### Written request
All of the data should be output character for character, except the pictures.

### Entries
^^^^^^^^

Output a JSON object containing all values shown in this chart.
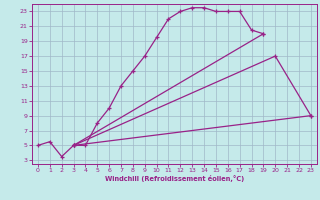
{
  "background_color": "#c5eaea",
  "line_color": "#992288",
  "grid_color": "#a0b8c8",
  "xlabel": "Windchill (Refroidissement éolien,°C)",
  "xlim": [
    -0.5,
    23.5
  ],
  "ylim": [
    2.5,
    24
  ],
  "xticks": [
    0,
    1,
    2,
    3,
    4,
    5,
    6,
    7,
    8,
    9,
    10,
    11,
    12,
    13,
    14,
    15,
    16,
    17,
    18,
    19,
    20,
    21,
    22,
    23
  ],
  "yticks": [
    3,
    5,
    7,
    9,
    11,
    13,
    15,
    17,
    19,
    21,
    23
  ],
  "curve1_x": [
    0,
    1,
    2,
    3,
    4,
    5,
    6,
    7,
    8,
    9,
    10,
    11,
    12,
    13,
    14,
    15,
    16,
    17,
    18,
    19
  ],
  "curve1_y": [
    5,
    5.5,
    3.5,
    5,
    5,
    8,
    10,
    13,
    15,
    17,
    19.5,
    22,
    23,
    23.5,
    23.5,
    23,
    23,
    23,
    20.5,
    20
  ],
  "curve2_x": [
    3,
    19
  ],
  "curve2_y": [
    5,
    20
  ],
  "curve3_x": [
    3,
    20,
    23
  ],
  "curve3_y": [
    5,
    17,
    9
  ],
  "curve4_x": [
    3,
    23
  ],
  "curve4_y": [
    5,
    9
  ]
}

^^^^^^^^

### Solution for this exercise
Output a JSON object containing all values shown in this chart.
{
  "background_color": "#c5eaea",
  "line_color": "#992288",
  "grid_color": "#a0b8c8",
  "xlabel": "Windchill (Refroidissement éolien,°C)",
  "xlim": [
    -0.5,
    23.5
  ],
  "ylim": [
    2.5,
    24
  ],
  "xticks": [
    0,
    1,
    2,
    3,
    4,
    5,
    6,
    7,
    8,
    9,
    10,
    11,
    12,
    13,
    14,
    15,
    16,
    17,
    18,
    19,
    20,
    21,
    22,
    23
  ],
  "yticks": [
    3,
    5,
    7,
    9,
    11,
    13,
    15,
    17,
    19,
    21,
    23
  ],
  "curve1_x": [
    0,
    1,
    2,
    3,
    4,
    5,
    6,
    7,
    8,
    9,
    10,
    11,
    12,
    13,
    14,
    15,
    16,
    17,
    18,
    19
  ],
  "curve1_y": [
    5,
    5.5,
    3.5,
    5,
    5,
    8,
    10,
    13,
    15,
    17,
    19.5,
    22,
    23,
    23.5,
    23.5,
    23,
    23,
    23,
    20.5,
    20
  ],
  "curve2_x": [
    3,
    19
  ],
  "curve2_y": [
    5,
    20
  ],
  "curve3_x": [
    3,
    20,
    23
  ],
  "curve3_y": [
    5,
    17,
    9
  ],
  "curve4_x": [
    3,
    23
  ],
  "curve4_y": [
    5,
    9
  ]
}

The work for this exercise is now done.